» **To do**
Could you extract every entry below and reproduce it exactly?

» **Records provided**
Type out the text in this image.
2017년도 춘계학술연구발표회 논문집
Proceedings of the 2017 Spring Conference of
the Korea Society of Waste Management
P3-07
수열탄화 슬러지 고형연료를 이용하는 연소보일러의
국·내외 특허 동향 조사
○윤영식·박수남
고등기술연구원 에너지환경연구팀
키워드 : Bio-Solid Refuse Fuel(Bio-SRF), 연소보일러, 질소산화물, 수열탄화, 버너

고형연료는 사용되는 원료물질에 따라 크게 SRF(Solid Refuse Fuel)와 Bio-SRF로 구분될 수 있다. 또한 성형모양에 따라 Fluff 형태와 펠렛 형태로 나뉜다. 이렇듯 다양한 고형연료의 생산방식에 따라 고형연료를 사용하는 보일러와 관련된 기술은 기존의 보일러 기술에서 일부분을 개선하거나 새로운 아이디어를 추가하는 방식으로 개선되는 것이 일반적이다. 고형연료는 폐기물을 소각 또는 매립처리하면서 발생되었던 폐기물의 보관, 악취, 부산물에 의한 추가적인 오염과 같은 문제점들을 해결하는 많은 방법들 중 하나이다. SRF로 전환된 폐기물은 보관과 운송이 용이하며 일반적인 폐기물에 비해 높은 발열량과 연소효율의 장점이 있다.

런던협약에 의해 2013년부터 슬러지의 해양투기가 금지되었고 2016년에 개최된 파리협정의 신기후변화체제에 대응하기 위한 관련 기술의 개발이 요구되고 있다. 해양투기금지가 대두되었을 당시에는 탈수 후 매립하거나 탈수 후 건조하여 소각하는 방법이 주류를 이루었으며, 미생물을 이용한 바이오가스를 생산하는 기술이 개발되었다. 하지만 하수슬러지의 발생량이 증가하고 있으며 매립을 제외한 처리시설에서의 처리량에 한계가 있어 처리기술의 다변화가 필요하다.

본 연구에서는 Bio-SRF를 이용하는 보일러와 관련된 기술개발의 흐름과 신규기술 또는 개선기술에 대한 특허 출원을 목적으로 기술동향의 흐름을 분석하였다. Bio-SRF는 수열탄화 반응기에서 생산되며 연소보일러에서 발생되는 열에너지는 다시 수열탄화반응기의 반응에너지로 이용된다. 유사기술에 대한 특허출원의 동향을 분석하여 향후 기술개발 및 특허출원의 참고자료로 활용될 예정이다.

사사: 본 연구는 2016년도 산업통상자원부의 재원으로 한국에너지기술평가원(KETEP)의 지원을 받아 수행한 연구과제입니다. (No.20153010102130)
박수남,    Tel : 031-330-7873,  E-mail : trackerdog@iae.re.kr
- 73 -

» **Answer below**
Type out the text in this image.
2017년도 춘계학술연구발표회 논문집
Proceedings of the 2017 Spring Conference of
the Korea Society of Waste Management
P3-07
수열탄화 슬러지 고형연료를 이용하는 연소보일러의
국·내외 특허 동향 조사
○윤영식·박수남
고등기술연구원 에너지환경연구팀
키워드 : Bio-Solid Refuse Fuel(Bio-SRF), 연소보일러, 질소산화물, 수열탄화, 버너

고형연료는 사용되는 원료물질에 따라 크게 SRF(Solid Refuse Fuel)와 Bio-SRF로 구분될 수 있다. 또한 성형모양에 따라 Fluff 형태와 펠렛 형태로 나뉜다. 이렇듯 다양한 고형연료의 생산방식에 따라 고형연료를 사용하는 보일러와 관련된 기술은 기존의 보일러 기술에서 일부분을 개선하거나 새로운 아이디어를 추가하는 방식으로 개선되는 것이 일반적이다. 고형연료는 폐기물을 소각 또는 매립처리하면서 발생되었던 폐기물의 보관, 악취, 부산물에 의한 추가적인 오염과 같은 문제점들을 해결하는 많은 방법들 중 하나이다. SRF로 전환된 폐기물은 보관과 운송이 용이하며 일반적인 폐기물에 비해 높은 발열량과 연소효율의 장점이 있다.

런던협약에 의해 2013년부터 슬러지의 해양투기가 금지되었고 2016년에 개최된 파리협정의 신기후변화체제에 대응하기 위한 관련 기술의 개발이 요구되고 있다. 해양투기금지가 대두되었을 당시에는 탈수 후 매립하거나 탈수 후 건조하여 소각하는 방법이 주류를 이루었으며, 미생물을 이용한 바이오가스를 생산하는 기술이 개발되었다. 하지만 하수슬러지의 발생량이 증가하고 있으며 매립을 제외한 처리시설에서의 처리량에 한계가 있어 처리기술의 다변화가 필요하다.

본 연구에서는 Bio-SRF를 이용하는 보일러와 관련된 기술개발의 흐름과 신규기술 또는 개선기술에 대한 특허 출원을 목적으로 기술동향의 흐름을 분석하였다. Bio-SRF는 수열탄화 반응기에서 생산되며 연소보일러에서 발생되는 열에너지는 다시 수열탄화반응기의 반응에너지로 이용된다. 유사기술에 대한 특허출원의 동향을 분석하여 향후 기술개발 및 특허출원의 참고자료로 활용될 예정이다.

사사: 본 연구는 2016년도 산업통상자원부의 재원으로 한국에너지기술평가원(KETEP)의 지원을 받아 수행한 연구과제입니다. (No.20153010102130)
박수남,    Tel : 031-330-7873,  E-mail : trackerdog@iae.re.kr
- 73 -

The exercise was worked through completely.